__TASK OBJECTIVE__: Gather every line below where "Electric" appears.

__RECORDS SUPPLIED__:
..............................

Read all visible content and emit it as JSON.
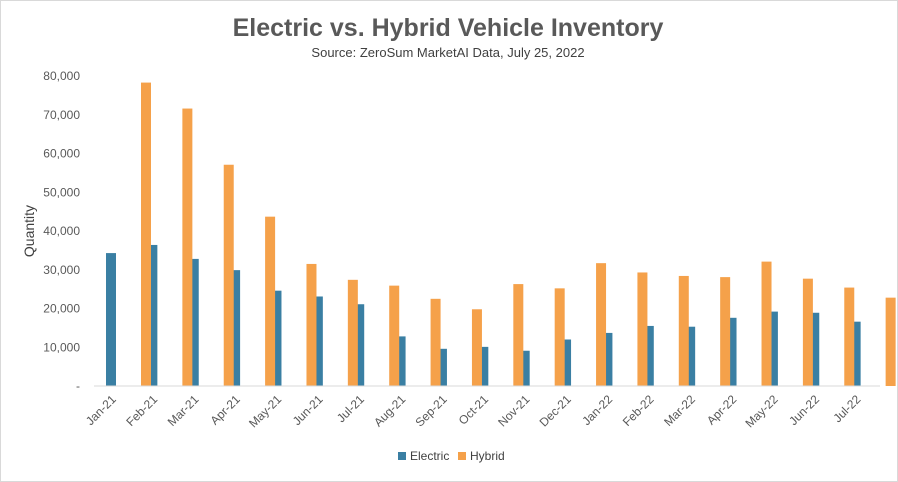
{
  "chart_data": {
    "type": "bar",
    "title": "Electric vs. Hybrid Vehicle Inventory",
    "subtitle": "Source: ZeroSum MarketAI Data, July 25, 2022",
    "xlabel": "",
    "ylabel": "Quantity",
    "ylim": [
      0,
      80000
    ],
    "yticks": [
      0,
      10000,
      20000,
      30000,
      40000,
      50000,
      60000,
      70000,
      80000
    ],
    "ytick_labels": [
      "-",
      "10,000",
      "20,000",
      "30,000",
      "40,000",
      "50,000",
      "60,000",
      "70,000",
      "80,000"
    ],
    "grid": false,
    "legend_position": "bottom",
    "categories": [
      "Jan-21",
      "Feb-21",
      "Mar-21",
      "Apr-21",
      "May-21",
      "Jun-21",
      "Jul-21",
      "Aug-21",
      "Sep-21",
      "Oct-21",
      "Nov-21",
      "Dec-21",
      "Jan-22",
      "Feb-22",
      "Mar-22",
      "Apr-22",
      "May-22",
      "Jun-22",
      "Jul-22"
    ],
    "series": [
      {
        "name": "Electric",
        "color": "#3a7fa3",
        "values": [
          34300,
          36400,
          32800,
          29900,
          24600,
          23100,
          21100,
          12800,
          9600,
          10100,
          9100,
          12000,
          13700,
          15500,
          15300,
          17600,
          19200,
          18900,
          16600
        ]
      },
      {
        "name": "Hybrid",
        "color": "#f5a14a",
        "values": [
          78300,
          71600,
          57100,
          43700,
          31500,
          27400,
          25900,
          22500,
          19800,
          26300,
          25200,
          31700,
          29300,
          28400,
          28100,
          32100,
          27700,
          25400,
          22800
        ]
      }
    ]
  }
}
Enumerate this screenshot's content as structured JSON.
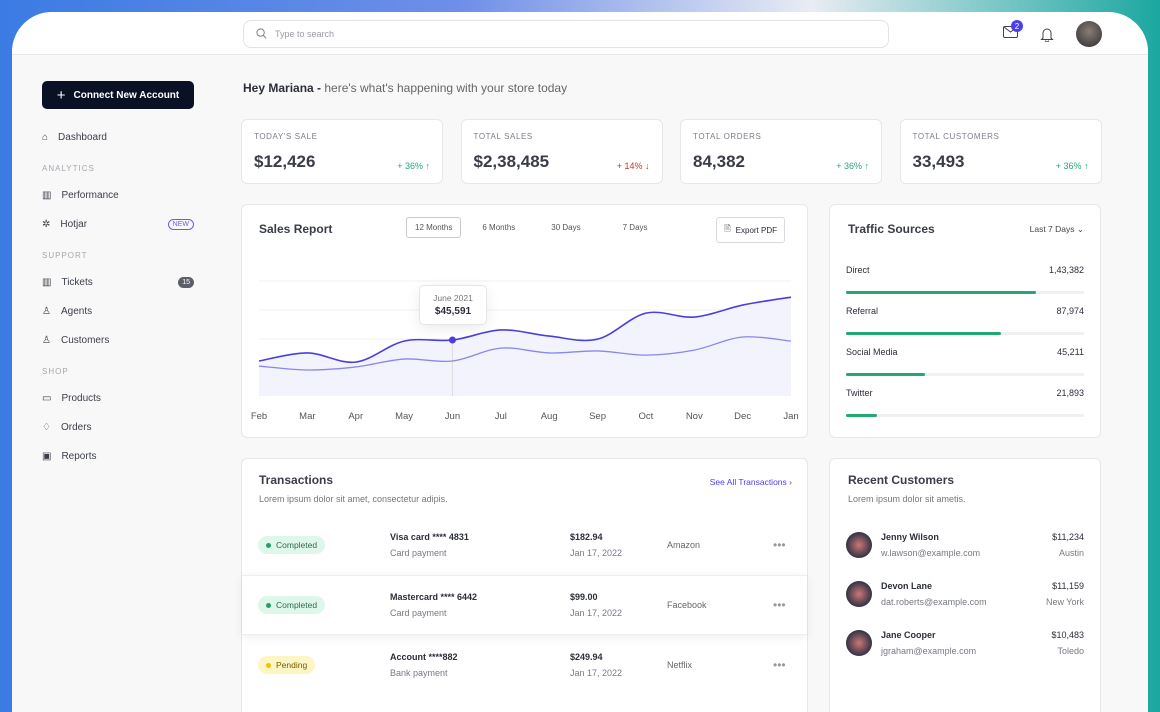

..............................

__FINAL RESULT__:
    "title": "Electric vs. Hybrid Vehicle Inventory",
        "name": "Electric",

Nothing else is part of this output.